[start]

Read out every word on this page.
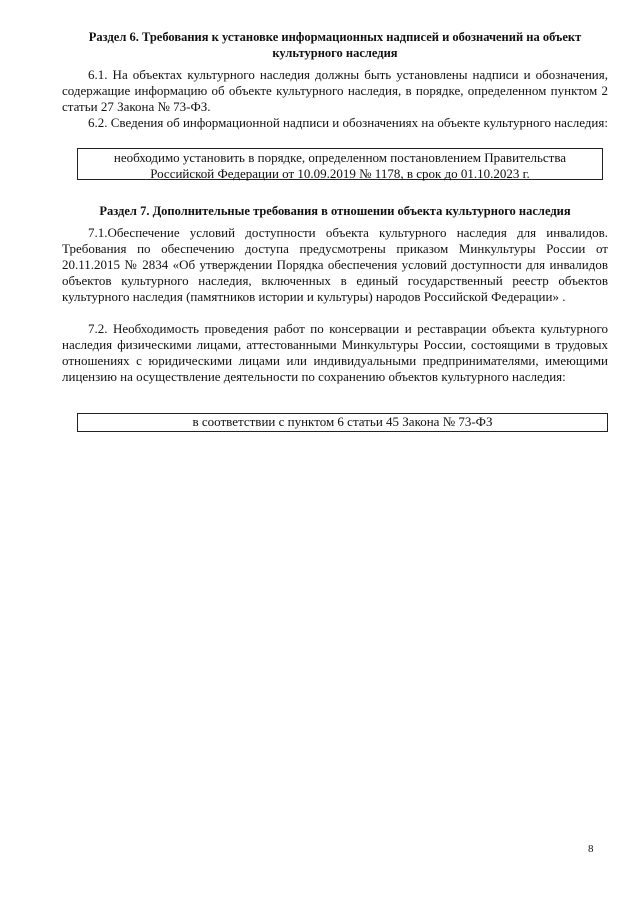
Раздел 6. Требования к установке информационных надписей и обозначений на объект культурного наследия
6.1. На объектах культурного наследия должны быть установлены надписи и обозначения, содержащие информацию об объекте культурного наследия, в порядке, определенном пунктом 2 статьи 27 Закона № 73-ФЗ.
6.2. Сведения об информационной надписи и обозначениях на объекте культурного наследия:
необходимо установить в порядке, определенном постановлением Правительства Российской Федерации от 10.09.2019 № 1178, в срок до 01.10.2023 г.
Раздел 7. Дополнительные требования в отношении объекта культурного наследия
7.1.Обеспечение условий доступности объекта культурного наследия для инвалидов. Требования по обеспечению доступа предусмотрены приказом Минкультуры России от 20.11.2015 № 2834 «Об утверждении Порядка обеспечения условий доступности для инвалидов объектов культурного наследия, включенных в единый государственный реестр объектов культурного наследия (памятников истории и культуры) народов Российской Федерации» .
7.2. Необходимость проведения работ по консервации и реставрации объекта культурного наследия физическими лицами, аттестованными Минкультуры России, состоящими в трудовых отношениях с юридическими лицами или индивидуальными предпринимателями, имеющими лицензию на осуществление деятельности по сохранению объектов культурного наследия:
в соответствии с пунктом 6 статьи 45 Закона № 73-ФЗ
8
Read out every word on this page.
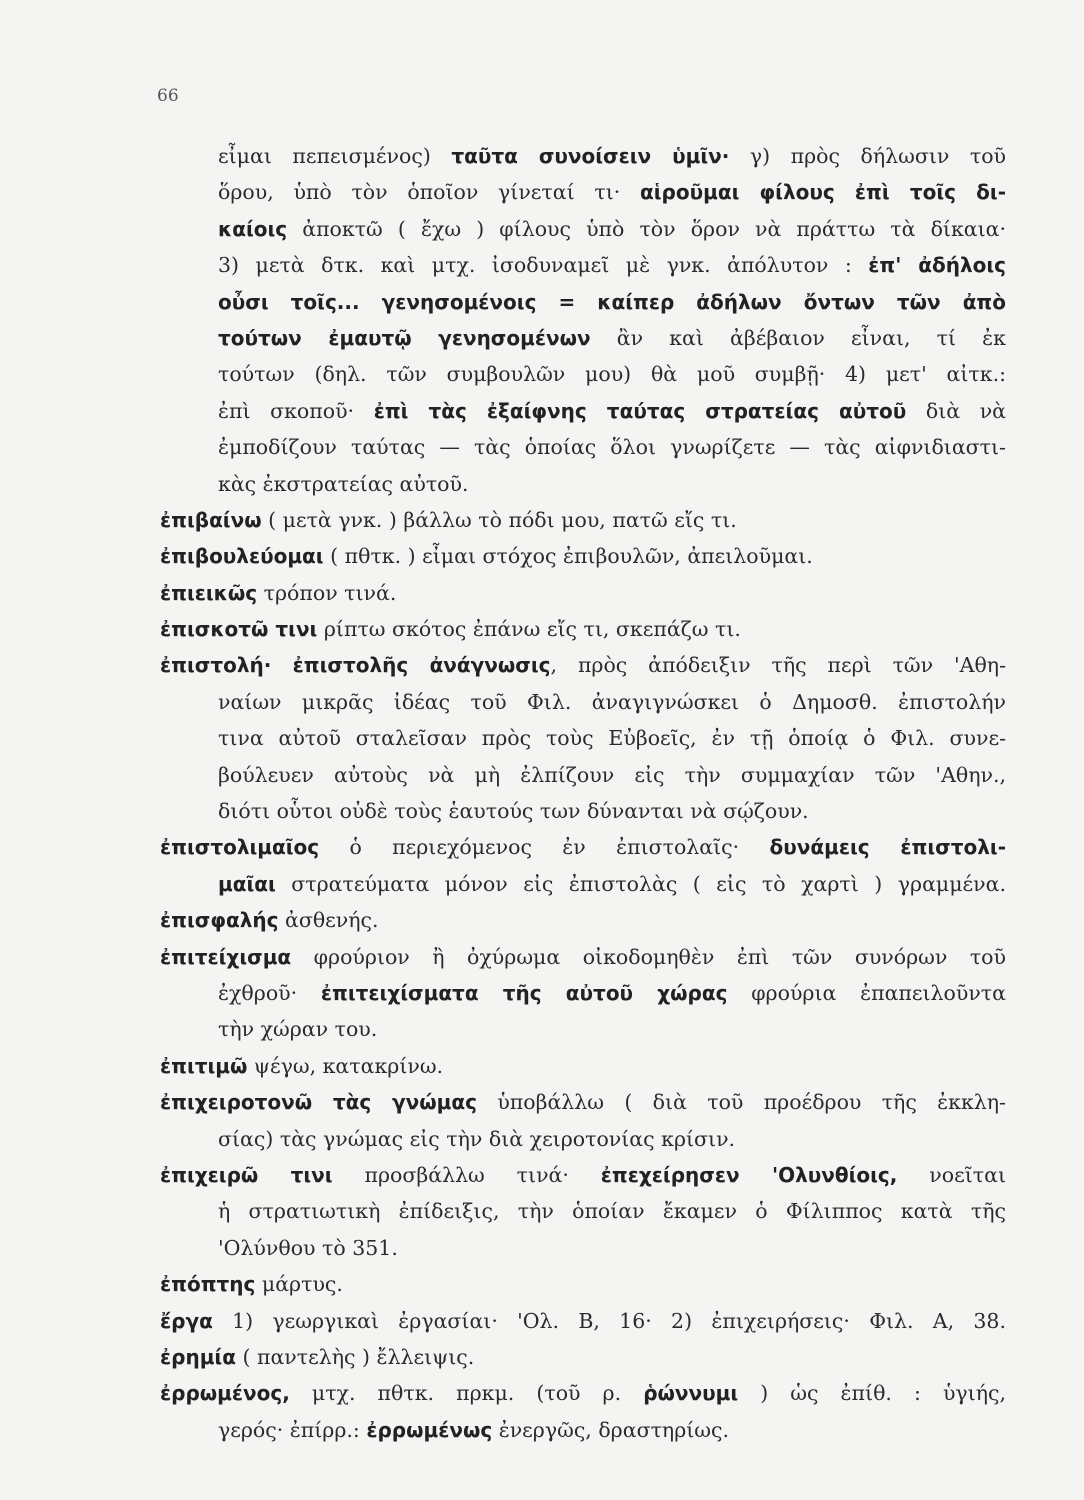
66
εἶμαι πεπεισμένος) ταῦτα συνοίσειν ὑμῖν· γ) πρὸς δήλωσιν τοῦ
ὅρου, ὑπὸ τὸν ὁποῖον γίνεταί τι· αἱροῦμαι φίλους ἐπὶ τοῖς δι-
καίοις ἀποκτῶ ( ἔχω ) φίλους ὑπὸ τὸν ὅρον νὰ πράττω τὰ δίκαια·
3) μετὰ δτκ. καὶ μτχ. ἰσοδυναμεῖ μὲ γνκ. ἀπόλυτον : ἐπ' ἀδήλοις
οὖσι τοῖς... γενησομένοις = καίπερ ἀδήλων ὄντων τῶν ἀπὸ
τούτων ἐμαυτῷ γενησομένων ἂν καὶ ἀβέβαιον εἶναι, τί ἐκ
τούτων (δηλ. τῶν συμβουλῶν μου) θὰ μοῦ συμβῇ· 4) μετ' αἰτκ.:
ἐπὶ σκοποῦ· ἐπὶ τὰς ἐξαίφνης ταύτας στρατείας αὐτοῦ διὰ νὰ
ἐμποδίζουν ταύτας — τὰς ὁποίας ὅλοι γνωρίζετε — τὰς αἰφνιδιαστι-
κὰς ἐκστρατείας αὐτοῦ.
ἐπιβαίνω ( μετὰ γνκ. ) βάλλω τὸ πόδι μου, πατῶ εἴς τι.
ἐπιβουλεύομαι ( πθτκ. ) εἶμαι στόχος ἐπιβουλῶν, ἀπειλοῦμαι.
ἐπιεικῶς τρόπον τινά.
ἐπισκοτῶ τινι ρίπτω σκότος ἐπάνω εἴς τι, σκεπάζω τι.
ἐπιστολή· ἐπιστολῆς ἀνάγνωσις, πρὸς ἀπόδειξιν τῆς περὶ τῶν 'Αθη-
ναίων μικρᾶς ἰδέας τοῦ Φιλ. ἀναγιγνώσκει ὁ Δημοσθ. ἐπιστολήν
τινα αὐτοῦ σταλεῖσαν πρὸς τοὺς Εὐβοεῖς, ἐν τῇ ὁποίᾳ ὁ Φιλ. συνε-
βούλευεν αὐτοὺς νὰ μὴ ἐλπίζουν εἰς τὴν συμμαχίαν τῶν 'Αθην.,
διότι οὗτοι οὐδὲ τοὺς ἑαυτούς των δύνανται νὰ σῴζουν.
ἐπιστολιμαῖος ὁ περιεχόμενος ἐν ἐπιστολαῖς· δυνάμεις ἐπιστολι-
μαῖαι στρατεύματα μόνον εἰς ἐπιστολὰς ( εἰς τὸ χαρτὶ ) γραμμένα.
ἐπισφαλής ἀσθενής.
ἐπιτείχισμα φρούριον ἢ ὀχύρωμα οἰκοδομηθὲν ἐπὶ τῶν συνόρων τοῦ
ἐχθροῦ· ἐπιτειχίσματα τῆς αὐτοῦ χώρας φρούρια ἐπαπειλοῦντα
τὴν χώραν του.
ἐπιτιμῶ ψέγω, κατακρίνω.
ἐπιχειροτονῶ τὰς γνώμας ὑποβάλλω ( διὰ τοῦ προέδρου τῆς ἐκκλη-
σίας) τὰς γνώμας εἰς τὴν διὰ χειροτονίας κρίσιν.
ἐπιχειρῶ τινι προσβάλλω τινά· ἐπεχείρησεν 'Ολυνθίοις, νοεῖται
ἡ στρατιωτικὴ ἐπίδειξις, τὴν ὁποίαν ἔκαμεν ὁ Φίλιππος κατὰ τῆς
'Ολύνθου τὸ 351.
ἐπόπτης μάρτυς.
ἔργα 1) γεωργικαὶ ἐργασίαι· 'Ολ. Β, 16· 2) ἐπιχειρήσεις· Φιλ. Α, 38.
ἐρημία ( παντελὴς ) ἔλλειψις.
ἐρρωμένος, μτχ. πθτκ. πρκμ. (τοῦ ρ. ῥώννυμι ) ὡς ἐπίθ. : ὑγιής,
γερός· ἐπίρρ.: ἐρρωμένως ἐνεργῶς, δραστηρίως.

[end]

#### [Given problem]
Count the lines above that contain the word "εἶμαι", and reply with only that number.

#### [Problem solution]
2